### To do
Please return the lines from the start of the records through the line that contains "eee-logo: EEE [543,1,637,54]", both ends included. Reproduce them verbatim and nothing else.

Element boundary records
——————
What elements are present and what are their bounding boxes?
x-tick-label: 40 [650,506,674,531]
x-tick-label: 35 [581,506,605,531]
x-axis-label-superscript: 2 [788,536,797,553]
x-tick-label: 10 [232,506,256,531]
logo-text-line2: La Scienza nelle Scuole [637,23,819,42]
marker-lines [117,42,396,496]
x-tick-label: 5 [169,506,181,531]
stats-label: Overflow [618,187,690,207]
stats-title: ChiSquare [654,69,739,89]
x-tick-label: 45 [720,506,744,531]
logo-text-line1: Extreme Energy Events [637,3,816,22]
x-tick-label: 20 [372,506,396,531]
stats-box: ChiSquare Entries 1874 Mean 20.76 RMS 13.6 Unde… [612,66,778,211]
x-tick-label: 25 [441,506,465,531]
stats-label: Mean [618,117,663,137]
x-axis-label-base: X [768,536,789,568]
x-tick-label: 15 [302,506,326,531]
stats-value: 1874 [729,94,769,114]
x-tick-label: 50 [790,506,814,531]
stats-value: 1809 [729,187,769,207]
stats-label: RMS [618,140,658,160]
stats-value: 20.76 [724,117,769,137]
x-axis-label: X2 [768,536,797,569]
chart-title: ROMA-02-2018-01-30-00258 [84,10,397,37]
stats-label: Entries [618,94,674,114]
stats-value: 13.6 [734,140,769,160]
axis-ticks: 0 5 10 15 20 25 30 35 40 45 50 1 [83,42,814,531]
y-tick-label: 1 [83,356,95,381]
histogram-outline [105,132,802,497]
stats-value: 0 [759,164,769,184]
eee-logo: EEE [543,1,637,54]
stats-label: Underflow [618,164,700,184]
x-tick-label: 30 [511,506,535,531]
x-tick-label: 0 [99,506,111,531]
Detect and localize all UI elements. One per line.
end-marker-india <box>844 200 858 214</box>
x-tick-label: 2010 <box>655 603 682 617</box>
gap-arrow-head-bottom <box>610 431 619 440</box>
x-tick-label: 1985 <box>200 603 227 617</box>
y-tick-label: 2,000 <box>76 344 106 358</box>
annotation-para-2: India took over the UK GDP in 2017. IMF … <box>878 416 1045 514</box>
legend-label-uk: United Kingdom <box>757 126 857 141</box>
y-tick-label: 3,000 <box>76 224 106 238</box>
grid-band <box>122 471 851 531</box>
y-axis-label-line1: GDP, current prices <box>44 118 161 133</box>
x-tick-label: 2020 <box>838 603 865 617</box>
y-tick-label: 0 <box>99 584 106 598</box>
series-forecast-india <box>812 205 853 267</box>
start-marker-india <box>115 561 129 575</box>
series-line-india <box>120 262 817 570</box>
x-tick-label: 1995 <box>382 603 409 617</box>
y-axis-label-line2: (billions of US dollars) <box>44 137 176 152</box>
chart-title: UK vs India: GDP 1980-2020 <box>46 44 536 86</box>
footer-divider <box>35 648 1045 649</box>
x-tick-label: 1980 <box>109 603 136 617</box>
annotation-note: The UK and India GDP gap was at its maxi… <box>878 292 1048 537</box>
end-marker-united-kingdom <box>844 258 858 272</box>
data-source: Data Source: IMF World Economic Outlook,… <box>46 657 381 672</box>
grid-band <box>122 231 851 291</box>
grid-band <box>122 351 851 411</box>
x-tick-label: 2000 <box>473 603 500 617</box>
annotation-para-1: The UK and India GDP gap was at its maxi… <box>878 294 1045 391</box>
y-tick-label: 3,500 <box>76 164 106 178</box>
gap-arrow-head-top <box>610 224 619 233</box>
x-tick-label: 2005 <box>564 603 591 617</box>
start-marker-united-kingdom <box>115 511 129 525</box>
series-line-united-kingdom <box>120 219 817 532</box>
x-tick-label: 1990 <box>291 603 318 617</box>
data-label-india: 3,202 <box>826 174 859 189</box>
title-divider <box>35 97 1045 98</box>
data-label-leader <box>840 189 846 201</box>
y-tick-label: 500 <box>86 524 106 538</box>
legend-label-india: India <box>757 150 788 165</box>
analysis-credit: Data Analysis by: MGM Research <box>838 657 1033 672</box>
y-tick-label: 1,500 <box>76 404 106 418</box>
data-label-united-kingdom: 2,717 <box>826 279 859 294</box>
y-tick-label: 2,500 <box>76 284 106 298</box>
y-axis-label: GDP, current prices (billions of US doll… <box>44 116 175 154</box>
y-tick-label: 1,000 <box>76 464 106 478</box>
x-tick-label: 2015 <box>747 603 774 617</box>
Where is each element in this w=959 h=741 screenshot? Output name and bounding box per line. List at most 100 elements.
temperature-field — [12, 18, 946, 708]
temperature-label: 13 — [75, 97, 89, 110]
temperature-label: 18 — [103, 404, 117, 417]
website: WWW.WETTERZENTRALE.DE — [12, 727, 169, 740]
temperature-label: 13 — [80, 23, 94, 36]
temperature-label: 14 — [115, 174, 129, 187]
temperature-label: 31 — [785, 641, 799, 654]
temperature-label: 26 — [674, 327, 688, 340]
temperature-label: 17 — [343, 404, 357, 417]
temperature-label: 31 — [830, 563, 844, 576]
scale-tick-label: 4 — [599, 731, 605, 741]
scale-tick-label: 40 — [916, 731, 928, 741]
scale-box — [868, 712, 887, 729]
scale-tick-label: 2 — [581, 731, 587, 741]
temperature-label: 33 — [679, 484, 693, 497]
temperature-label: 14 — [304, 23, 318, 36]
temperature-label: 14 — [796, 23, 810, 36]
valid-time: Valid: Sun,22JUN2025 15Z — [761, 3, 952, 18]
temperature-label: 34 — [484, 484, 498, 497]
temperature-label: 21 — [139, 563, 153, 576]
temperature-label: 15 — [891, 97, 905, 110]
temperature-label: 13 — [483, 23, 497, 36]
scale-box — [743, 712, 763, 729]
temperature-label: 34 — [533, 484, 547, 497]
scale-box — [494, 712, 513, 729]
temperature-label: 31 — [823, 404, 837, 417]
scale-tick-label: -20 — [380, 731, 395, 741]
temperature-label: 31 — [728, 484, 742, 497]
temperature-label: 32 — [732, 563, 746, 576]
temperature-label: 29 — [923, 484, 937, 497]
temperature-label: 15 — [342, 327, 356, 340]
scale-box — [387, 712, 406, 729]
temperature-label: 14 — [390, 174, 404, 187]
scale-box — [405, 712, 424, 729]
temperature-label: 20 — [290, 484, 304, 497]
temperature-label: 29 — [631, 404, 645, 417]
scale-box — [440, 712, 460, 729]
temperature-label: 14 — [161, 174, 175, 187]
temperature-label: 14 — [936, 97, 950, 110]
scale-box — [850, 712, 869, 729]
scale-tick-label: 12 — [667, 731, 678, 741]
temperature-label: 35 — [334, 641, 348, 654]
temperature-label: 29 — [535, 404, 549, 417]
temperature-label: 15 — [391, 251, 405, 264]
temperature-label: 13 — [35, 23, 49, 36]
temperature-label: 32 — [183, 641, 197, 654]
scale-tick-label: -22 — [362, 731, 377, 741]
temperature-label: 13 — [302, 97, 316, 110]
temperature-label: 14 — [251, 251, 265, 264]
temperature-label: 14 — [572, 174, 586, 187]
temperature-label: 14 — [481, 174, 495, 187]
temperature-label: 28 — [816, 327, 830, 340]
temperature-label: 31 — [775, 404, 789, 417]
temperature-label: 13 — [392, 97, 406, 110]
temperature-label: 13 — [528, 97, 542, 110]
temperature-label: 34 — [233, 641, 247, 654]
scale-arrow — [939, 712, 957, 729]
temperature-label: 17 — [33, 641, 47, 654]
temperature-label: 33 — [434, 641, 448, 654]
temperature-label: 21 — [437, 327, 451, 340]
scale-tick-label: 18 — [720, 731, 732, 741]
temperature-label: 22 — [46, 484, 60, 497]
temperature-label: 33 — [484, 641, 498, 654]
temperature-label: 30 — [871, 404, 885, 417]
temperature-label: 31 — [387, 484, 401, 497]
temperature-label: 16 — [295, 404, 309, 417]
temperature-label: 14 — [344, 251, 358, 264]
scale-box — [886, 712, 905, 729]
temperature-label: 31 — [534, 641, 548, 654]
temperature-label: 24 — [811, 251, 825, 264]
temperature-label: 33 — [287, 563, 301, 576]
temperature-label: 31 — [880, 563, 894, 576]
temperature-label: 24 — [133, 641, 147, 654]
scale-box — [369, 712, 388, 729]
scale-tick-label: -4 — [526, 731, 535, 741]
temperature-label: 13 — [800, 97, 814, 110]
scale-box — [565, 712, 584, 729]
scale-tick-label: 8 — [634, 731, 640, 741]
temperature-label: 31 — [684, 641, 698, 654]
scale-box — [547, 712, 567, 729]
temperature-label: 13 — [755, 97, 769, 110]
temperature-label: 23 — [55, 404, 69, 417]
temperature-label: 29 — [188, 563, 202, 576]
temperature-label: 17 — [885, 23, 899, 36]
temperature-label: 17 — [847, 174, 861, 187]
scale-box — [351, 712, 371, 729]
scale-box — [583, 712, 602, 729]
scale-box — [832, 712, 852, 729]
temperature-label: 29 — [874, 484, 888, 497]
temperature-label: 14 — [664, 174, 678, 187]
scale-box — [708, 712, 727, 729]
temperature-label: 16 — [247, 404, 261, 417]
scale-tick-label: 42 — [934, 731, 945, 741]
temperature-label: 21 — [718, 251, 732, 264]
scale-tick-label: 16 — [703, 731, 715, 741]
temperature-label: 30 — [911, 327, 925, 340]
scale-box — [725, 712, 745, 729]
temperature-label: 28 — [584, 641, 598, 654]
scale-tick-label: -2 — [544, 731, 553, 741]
——————
### Output below
What elements are present and what are their bounding boxes?
x-tick-label: 40 [650,506,674,531]
x-tick-label: 35 [581,506,605,531]
x-axis-label-superscript: 2 [788,536,797,553]
x-tick-label: 10 [232,506,256,531]
logo-text-line2: La Scienza nelle Scuole [637,23,819,42]
marker-lines [117,42,396,496]
x-tick-label: 5 [169,506,181,531]
stats-label: Overflow [618,187,690,207]
stats-title: ChiSquare [654,69,739,89]
x-tick-label: 45 [720,506,744,531]
logo-text-line1: Extreme Energy Events [637,3,816,22]
x-tick-label: 20 [372,506,396,531]
stats-box: ChiSquare Entries 1874 Mean 20.76 RMS 13.6 Unde… [612,66,778,211]
x-tick-label: 25 [441,506,465,531]
stats-label: Mean [618,117,663,137]
x-axis-label-base: X [768,536,789,568]
x-tick-label: 15 [302,506,326,531]
stats-value: 1874 [729,94,769,114]
x-tick-label: 50 [790,506,814,531]
stats-value: 1809 [729,187,769,207]
stats-label: RMS [618,140,658,160]
stats-value: 20.76 [724,117,769,137]
x-axis-label: X2 [768,536,797,569]
chart-title: ROMA-02-2018-01-30-00258 [84,10,397,37]
stats-label: Entries [618,94,674,114]
stats-value: 13.6 [734,140,769,160]
axis-ticks: 0 5 10 15 20 25 30 35 40 45 50 1 [83,42,814,531]
y-tick-label: 1 [83,356,95,381]
histogram-outline [105,132,802,497]
stats-value: 0 [759,164,769,184]
eee-logo: EEE [543,1,637,54]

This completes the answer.